Chart and figure data
===
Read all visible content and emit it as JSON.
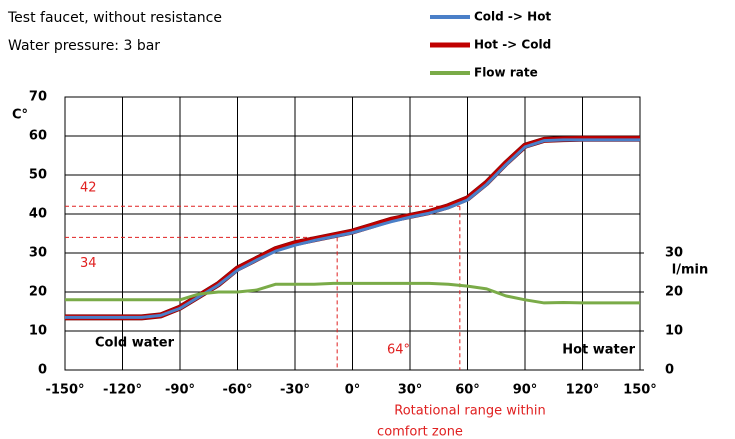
{
  "chart_data": {
    "type": "line",
    "title": "Test faucet, without resistance",
    "subtitle": "Water pressure: 3 bar",
    "ylabel": "C°",
    "y2label": "l/min",
    "x_label": [
      "Rotational range within",
      "comfort zone"
    ],
    "x": [
      -150,
      -140,
      -130,
      -120,
      -110,
      -100,
      -90,
      -80,
      -70,
      -60,
      -50,
      -40,
      -30,
      -20,
      -10,
      0,
      10,
      20,
      30,
      40,
      50,
      60,
      70,
      80,
      90,
      100,
      110,
      120,
      130,
      140,
      150
    ],
    "series": [
      {
        "name": "Cold -> Hot",
        "color": "#4a7fc8",
        "values": [
          13.5,
          13.5,
          13.5,
          13.5,
          13.5,
          14,
          15.8,
          18.8,
          21.8,
          25.6,
          28.2,
          30.5,
          32,
          33.2,
          34.2,
          35.2,
          36.6,
          38,
          39.2,
          40.2,
          41.6,
          43.6,
          47.6,
          52.6,
          57.2,
          58.8,
          59,
          59,
          59,
          59,
          59
        ]
      },
      {
        "name": "Hot -> Cold",
        "color": "#c00000",
        "values": [
          13.5,
          13.5,
          13.5,
          13.5,
          13.5,
          14,
          16,
          19,
          22,
          26,
          28.5,
          31,
          32.5,
          33.5,
          34.5,
          35.5,
          37,
          38.5,
          39.5,
          40.5,
          42,
          44,
          48,
          53,
          57.5,
          59,
          59.2,
          59.3,
          59.3,
          59.3,
          59.3
        ]
      },
      {
        "name": "Flow rate",
        "color": "#7aab48",
        "axis": "y2",
        "values": [
          18,
          18,
          18,
          18,
          18,
          18,
          18,
          19.5,
          20,
          20,
          20.5,
          22,
          22,
          22,
          22.2,
          22.2,
          22.2,
          22.2,
          22.2,
          22.2,
          22,
          21.5,
          20.8,
          19,
          18,
          17.2,
          17.3,
          17.2,
          17.2,
          17.2,
          17.2
        ]
      }
    ],
    "xlim": [
      -150,
      150
    ],
    "xticks": [
      {
        "value": -150,
        "label": "-150°"
      },
      {
        "value": -120,
        "label": "-120°"
      },
      {
        "value": -90,
        "label": "-90°"
      },
      {
        "value": -60,
        "label": "-60°"
      },
      {
        "value": -30,
        "label": "-30°"
      },
      {
        "value": 0,
        "label": "0°"
      },
      {
        "value": 30,
        "label": "30°"
      },
      {
        "value": 60,
        "label": "60°"
      },
      {
        "value": 90,
        "label": "90°"
      },
      {
        "value": 120,
        "label": "120°"
      },
      {
        "value": 150,
        "label": "150°"
      }
    ],
    "ylim": [
      0,
      70
    ],
    "yticks": [
      0,
      10,
      20,
      30,
      40,
      50,
      60,
      70
    ],
    "y2lim": [
      0,
      70
    ],
    "y2ticks": [
      0,
      10,
      20,
      30
    ],
    "grid": true,
    "reference_lines": [
      42,
      34
    ],
    "comfort_range": {
      "x": [
        -8,
        56
      ],
      "label": "64°"
    },
    "annotations": [
      "Cold water",
      "Hot water"
    ]
  }
}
===
YOUR INSTRUCTIONS: Copy everything in the records above except the pictures, exactly as written.

RIGHT ANSWER:
Read all visible content and emit it as JSON.
{
  "chart_data": {
    "type": "line",
    "title": "Test faucet, without resistance",
    "subtitle": "Water pressure: 3 bar",
    "ylabel": "C°",
    "y2label": "l/min",
    "x_label": [
      "Rotational range within",
      "comfort zone"
    ],
    "x": [
      -150,
      -140,
      -130,
      -120,
      -110,
      -100,
      -90,
      -80,
      -70,
      -60,
      -50,
      -40,
      -30,
      -20,
      -10,
      0,
      10,
      20,
      30,
      40,
      50,
      60,
      70,
      80,
      90,
      100,
      110,
      120,
      130,
      140,
      150
    ],
    "series": [
      {
        "name": "Cold -> Hot",
        "color": "#4a7fc8",
        "values": [
          13.5,
          13.5,
          13.5,
          13.5,
          13.5,
          14,
          15.8,
          18.8,
          21.8,
          25.6,
          28.2,
          30.5,
          32,
          33.2,
          34.2,
          35.2,
          36.6,
          38,
          39.2,
          40.2,
          41.6,
          43.6,
          47.6,
          52.6,
          57.2,
          58.8,
          59,
          59,
          59,
          59,
          59
        ]
      },
      {
        "name": "Hot -> Cold",
        "color": "#c00000",
        "values": [
          13.5,
          13.5,
          13.5,
          13.5,
          13.5,
          14,
          16,
          19,
          22,
          26,
          28.5,
          31,
          32.5,
          33.5,
          34.5,
          35.5,
          37,
          38.5,
          39.5,
          40.5,
          42,
          44,
          48,
          53,
          57.5,
          59,
          59.2,
          59.3,
          59.3,
          59.3,
          59.3
        ]
      },
      {
        "name": "Flow rate",
        "color": "#7aab48",
        "axis": "y2",
        "values": [
          18,
          18,
          18,
          18,
          18,
          18,
          18,
          19.5,
          20,
          20,
          20.5,
          22,
          22,
          22,
          22.2,
          22.2,
          22.2,
          22.2,
          22.2,
          22.2,
          22,
          21.5,
          20.8,
          19,
          18,
          17.2,
          17.3,
          17.2,
          17.2,
          17.2,
          17.2
        ]
      }
    ],
    "xlim": [
      -150,
      150
    ],
    "xticks": [
      {
        "value": -150,
        "label": "-150°"
      },
      {
        "value": -120,
        "label": "-120°"
      },
      {
        "value": -90,
        "label": "-90°"
      },
      {
        "value": -60,
        "label": "-60°"
      },
      {
        "value": -30,
        "label": "-30°"
      },
      {
        "value": 0,
        "label": "0°"
      },
      {
        "value": 30,
        "label": "30°"
      },
      {
        "value": 60,
        "label": "60°"
      },
      {
        "value": 90,
        "label": "90°"
      },
      {
        "value": 120,
        "label": "120°"
      },
      {
        "value": 150,
        "label": "150°"
      }
    ],
    "ylim": [
      0,
      70
    ],
    "yticks": [
      0,
      10,
      20,
      30,
      40,
      50,
      60,
      70
    ],
    "y2lim": [
      0,
      70
    ],
    "y2ticks": [
      0,
      10,
      20,
      30
    ],
    "grid": true,
    "reference_lines": [
      42,
      34
    ],
    "comfort_range": {
      "x": [
        -8,
        56
      ],
      "label": "64°"
    },
    "annotations": [
      "Cold water",
      "Hot water"
    ]
  }
}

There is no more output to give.